+++ PROVIDED RECORDS +++

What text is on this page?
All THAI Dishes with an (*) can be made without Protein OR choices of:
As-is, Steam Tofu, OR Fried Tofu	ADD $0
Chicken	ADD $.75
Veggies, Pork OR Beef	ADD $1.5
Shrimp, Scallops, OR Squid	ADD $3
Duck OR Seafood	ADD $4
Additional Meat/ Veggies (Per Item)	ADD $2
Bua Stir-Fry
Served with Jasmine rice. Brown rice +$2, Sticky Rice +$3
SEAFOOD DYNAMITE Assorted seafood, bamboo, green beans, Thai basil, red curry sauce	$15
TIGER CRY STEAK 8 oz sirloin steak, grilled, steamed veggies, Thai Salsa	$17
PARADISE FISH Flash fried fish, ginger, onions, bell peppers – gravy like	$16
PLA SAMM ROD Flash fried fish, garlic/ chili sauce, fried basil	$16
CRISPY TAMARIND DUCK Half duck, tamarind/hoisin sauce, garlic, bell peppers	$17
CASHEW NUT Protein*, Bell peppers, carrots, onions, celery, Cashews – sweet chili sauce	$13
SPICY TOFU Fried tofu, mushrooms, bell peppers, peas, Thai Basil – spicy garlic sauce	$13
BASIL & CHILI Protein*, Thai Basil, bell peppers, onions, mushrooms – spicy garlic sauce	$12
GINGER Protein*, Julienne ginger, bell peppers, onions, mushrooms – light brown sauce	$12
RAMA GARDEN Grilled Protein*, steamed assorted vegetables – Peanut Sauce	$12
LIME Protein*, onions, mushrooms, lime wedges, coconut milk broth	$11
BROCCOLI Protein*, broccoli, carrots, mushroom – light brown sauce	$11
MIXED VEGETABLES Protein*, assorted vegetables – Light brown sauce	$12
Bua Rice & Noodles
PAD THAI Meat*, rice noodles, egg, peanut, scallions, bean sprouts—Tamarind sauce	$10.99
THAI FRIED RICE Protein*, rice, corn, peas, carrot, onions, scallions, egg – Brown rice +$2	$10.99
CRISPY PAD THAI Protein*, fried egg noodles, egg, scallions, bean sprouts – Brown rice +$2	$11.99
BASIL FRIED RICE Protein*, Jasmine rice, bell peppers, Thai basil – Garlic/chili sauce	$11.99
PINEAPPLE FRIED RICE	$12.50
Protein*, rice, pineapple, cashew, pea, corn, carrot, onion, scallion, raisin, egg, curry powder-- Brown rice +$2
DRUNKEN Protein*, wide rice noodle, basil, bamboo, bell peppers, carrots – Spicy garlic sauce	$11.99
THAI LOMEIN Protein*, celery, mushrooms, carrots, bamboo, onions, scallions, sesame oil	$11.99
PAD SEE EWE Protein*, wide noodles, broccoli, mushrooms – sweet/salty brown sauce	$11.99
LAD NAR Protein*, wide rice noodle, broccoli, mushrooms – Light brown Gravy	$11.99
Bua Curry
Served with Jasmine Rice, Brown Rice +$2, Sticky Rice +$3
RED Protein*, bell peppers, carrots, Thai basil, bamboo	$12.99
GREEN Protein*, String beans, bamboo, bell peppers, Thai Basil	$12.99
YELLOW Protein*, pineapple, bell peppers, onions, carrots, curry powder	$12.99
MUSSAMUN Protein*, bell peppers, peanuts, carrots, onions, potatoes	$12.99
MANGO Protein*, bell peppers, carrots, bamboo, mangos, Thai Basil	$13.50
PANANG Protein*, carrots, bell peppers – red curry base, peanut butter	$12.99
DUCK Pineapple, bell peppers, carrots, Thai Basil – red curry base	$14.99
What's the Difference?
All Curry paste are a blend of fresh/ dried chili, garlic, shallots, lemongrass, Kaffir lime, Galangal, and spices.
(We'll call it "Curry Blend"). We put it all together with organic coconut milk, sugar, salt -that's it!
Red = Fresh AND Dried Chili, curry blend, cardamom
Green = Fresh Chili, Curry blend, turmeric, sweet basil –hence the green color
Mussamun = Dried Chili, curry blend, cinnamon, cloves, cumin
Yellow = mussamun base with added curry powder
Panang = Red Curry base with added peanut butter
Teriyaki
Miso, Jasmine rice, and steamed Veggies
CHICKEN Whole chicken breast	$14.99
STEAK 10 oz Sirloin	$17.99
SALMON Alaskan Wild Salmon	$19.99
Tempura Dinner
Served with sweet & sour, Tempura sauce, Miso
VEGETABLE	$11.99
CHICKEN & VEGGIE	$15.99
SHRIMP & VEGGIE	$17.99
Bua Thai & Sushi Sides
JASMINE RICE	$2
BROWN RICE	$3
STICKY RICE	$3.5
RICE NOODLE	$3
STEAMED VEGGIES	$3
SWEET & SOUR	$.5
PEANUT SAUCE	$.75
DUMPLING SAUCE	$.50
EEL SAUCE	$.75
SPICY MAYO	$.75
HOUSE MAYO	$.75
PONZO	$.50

+++

Wherever the word "added" appears in the listing above, copy that line.

-- YOUR RESPONSE --
Yellow = mussamun base with added curry powder
Panang = Red Curry base with added peanut butter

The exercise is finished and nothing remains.